Goal – Below are the records. Gather each line that holds "dead".

===============

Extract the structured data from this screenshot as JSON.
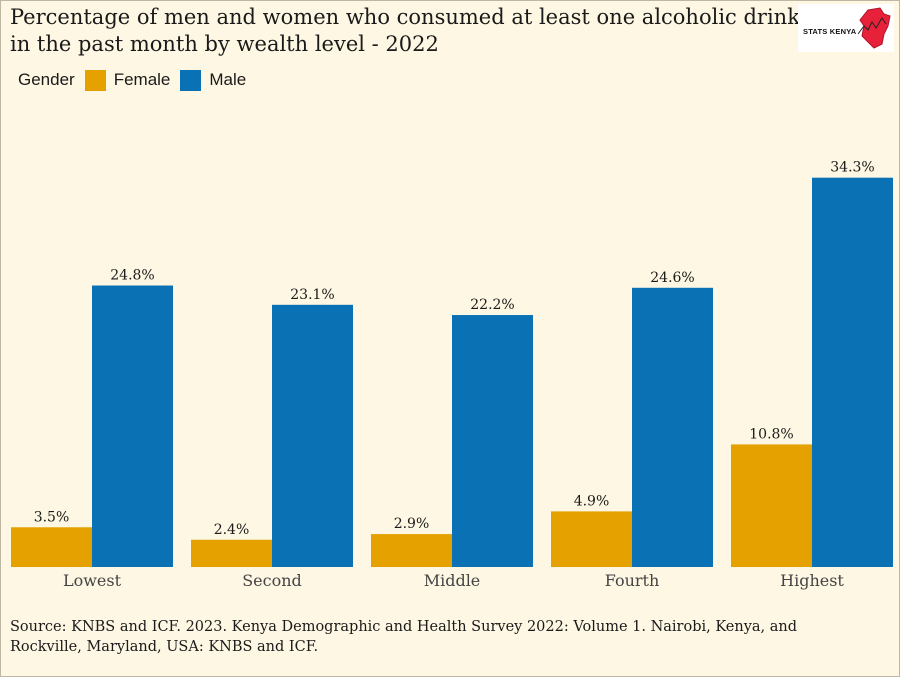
{
  "title": "Percentage of men and women who consumed at least one alcoholic drink in the past month by wealth level - 2022",
  "logo": {
    "text": "STATS KENYA"
  },
  "legend": {
    "label": "Gender",
    "female": "Female",
    "male": "Male"
  },
  "colors": {
    "female": "#e4a100",
    "male": "#0a72b4",
    "background": "#fdf7e3"
  },
  "source": "Source: KNBS and ICF. 2023. Kenya Demographic and Health Survey 2022: Volume 1. Nairobi, Kenya, and Rockville, Maryland, USA: KNBS and ICF.",
  "chart_data": {
    "type": "bar",
    "title": "Percentage of men and women who consumed at least one alcoholic drink in the past month by wealth level - 2022",
    "categories": [
      "Lowest",
      "Second",
      "Middle",
      "Fourth",
      "Highest"
    ],
    "series": [
      {
        "name": "Female",
        "values": [
          3.5,
          2.4,
          2.9,
          4.9,
          10.8
        ],
        "labels": [
          "3.5%",
          "2.4%",
          "2.9%",
          "4.9%",
          "10.8%"
        ]
      },
      {
        "name": "Male",
        "values": [
          24.8,
          23.1,
          22.2,
          24.6,
          34.3
        ],
        "labels": [
          "24.8%",
          "23.1%",
          "22.2%",
          "24.6%",
          "34.3%"
        ]
      }
    ],
    "xlabel": "",
    "ylabel": "",
    "ylim": [
      0,
      36
    ],
    "grid": false,
    "legend_position": "top-left"
  }
}
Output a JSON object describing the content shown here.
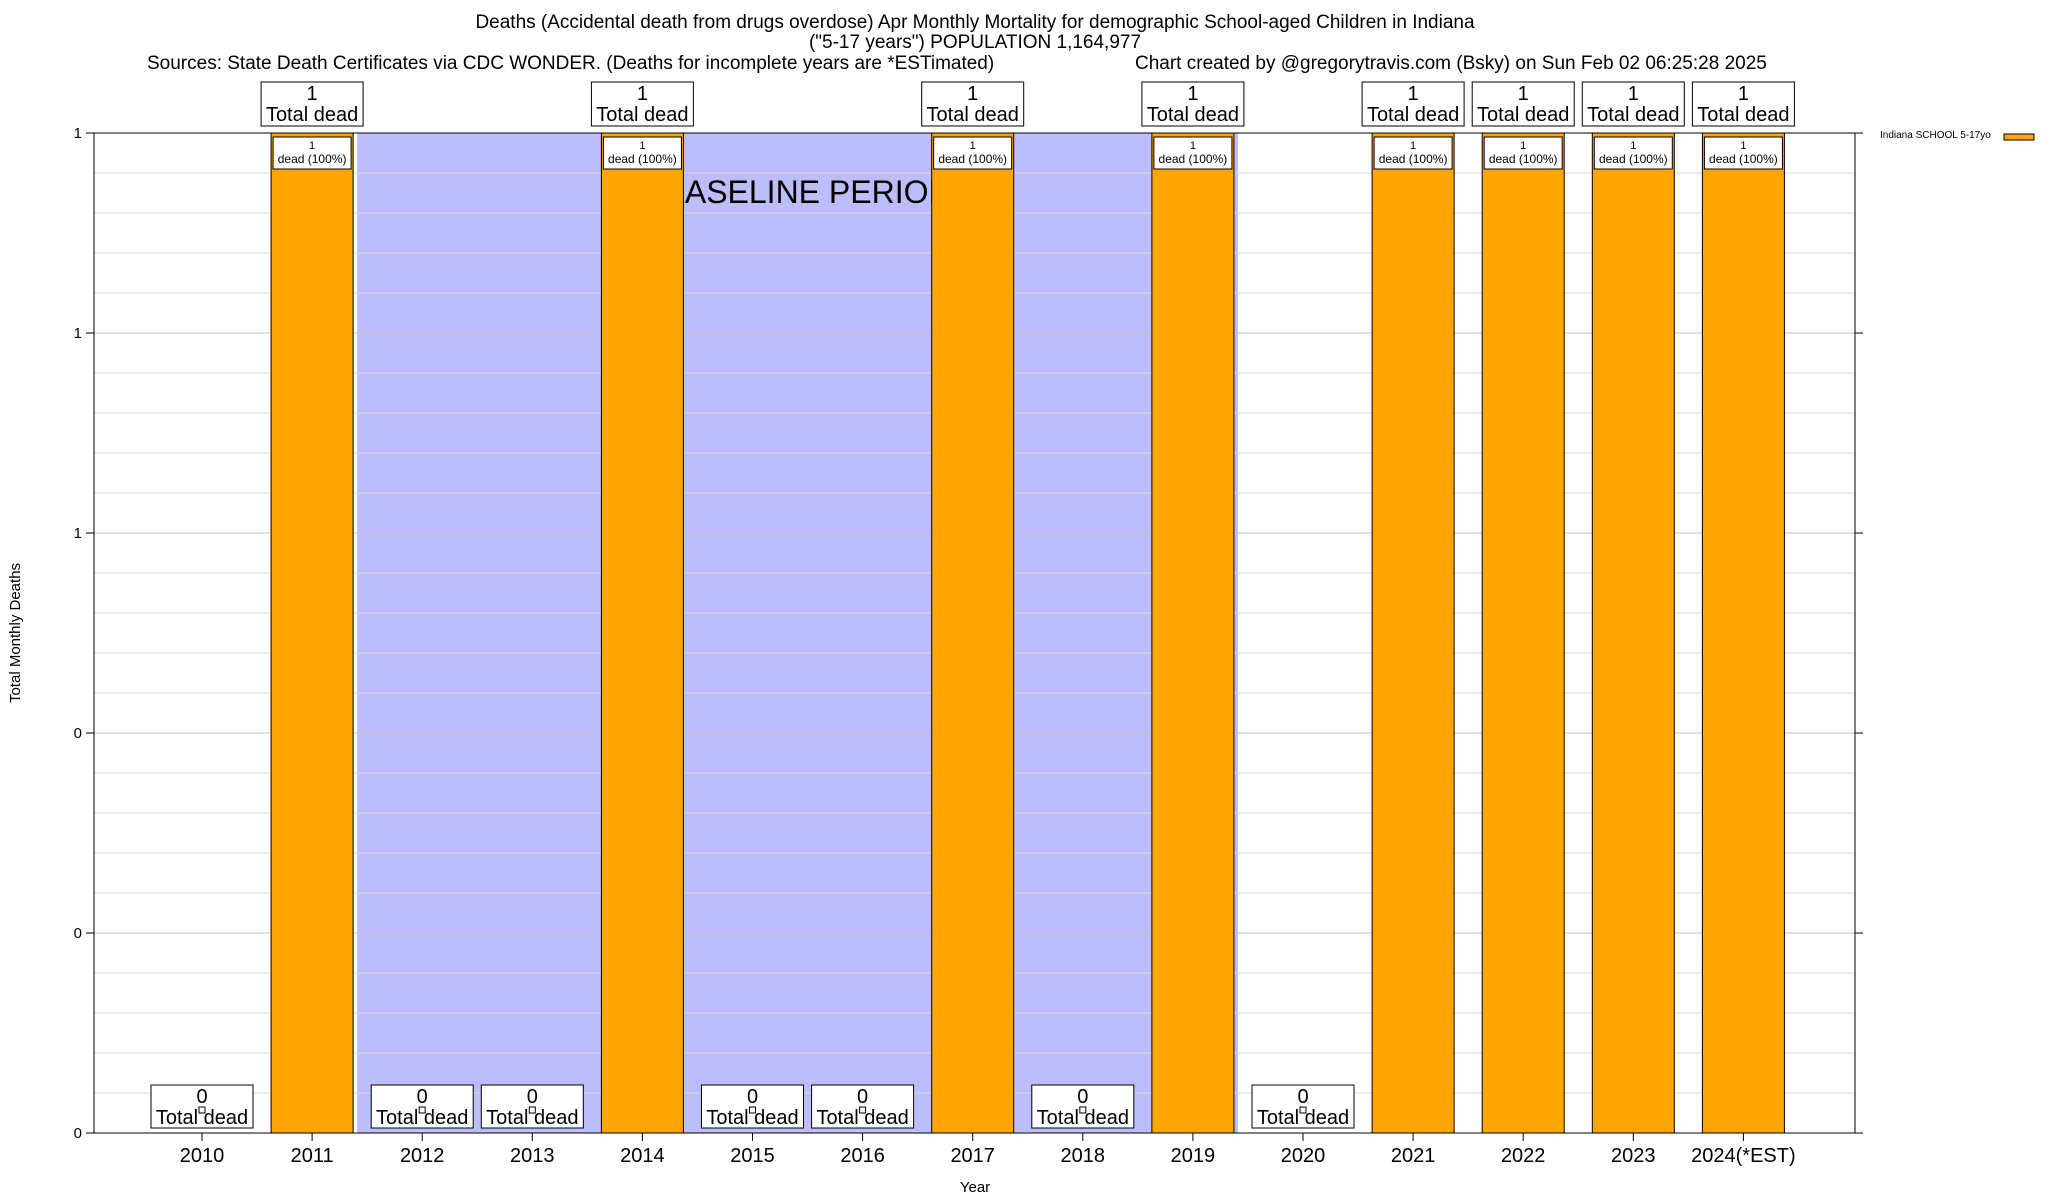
{
  "chart_data": {
    "type": "bar",
    "title": "Deaths (Accidental death from drugs overdose) Apr Monthly Mortality for demographic School-aged Children in Indiana",
    "subtitle": "(\"5-17 years\") POPULATION 1,164,977",
    "source_left": "Sources: State Death Certificates via CDC WONDER. (Deaths for incomplete years are *ESTimated)",
    "source_right": "Chart created by @gregorytravis.com (Bsky) on Sun Feb 02 06:25:28 2025",
    "xlabel": "Year",
    "ylabel": "Total Monthly Deaths",
    "categories": [
      "2010",
      "2011",
      "2012",
      "2013",
      "2014",
      "2015",
      "2016",
      "2017",
      "2018",
      "2019",
      "2020",
      "2021",
      "2022",
      "2023",
      "2024(*EST)"
    ],
    "series": [
      {
        "name": "Indiana SCHOOL 5-17yo",
        "color": "#FFA500",
        "values": [
          0,
          1,
          0,
          0,
          1,
          0,
          0,
          1,
          0,
          1,
          0,
          1,
          1,
          1,
          1
        ]
      }
    ],
    "total_label_suffix": "Total dead",
    "bar_label_suffix": "dead (100%)",
    "ylim": [
      0,
      1
    ],
    "ytick_labels": [
      "0",
      "0",
      "0",
      "1",
      "1",
      "1"
    ],
    "baseline_period": {
      "label": "BASELINE PERIOD",
      "start": "2012",
      "end": "2019",
      "color": "#BDBDFB"
    },
    "grid": true,
    "legend_position": "top-right"
  }
}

===============

Written solution –
    "total_label_suffix": "Total dead",
    "bar_label_suffix": "dead (100%)",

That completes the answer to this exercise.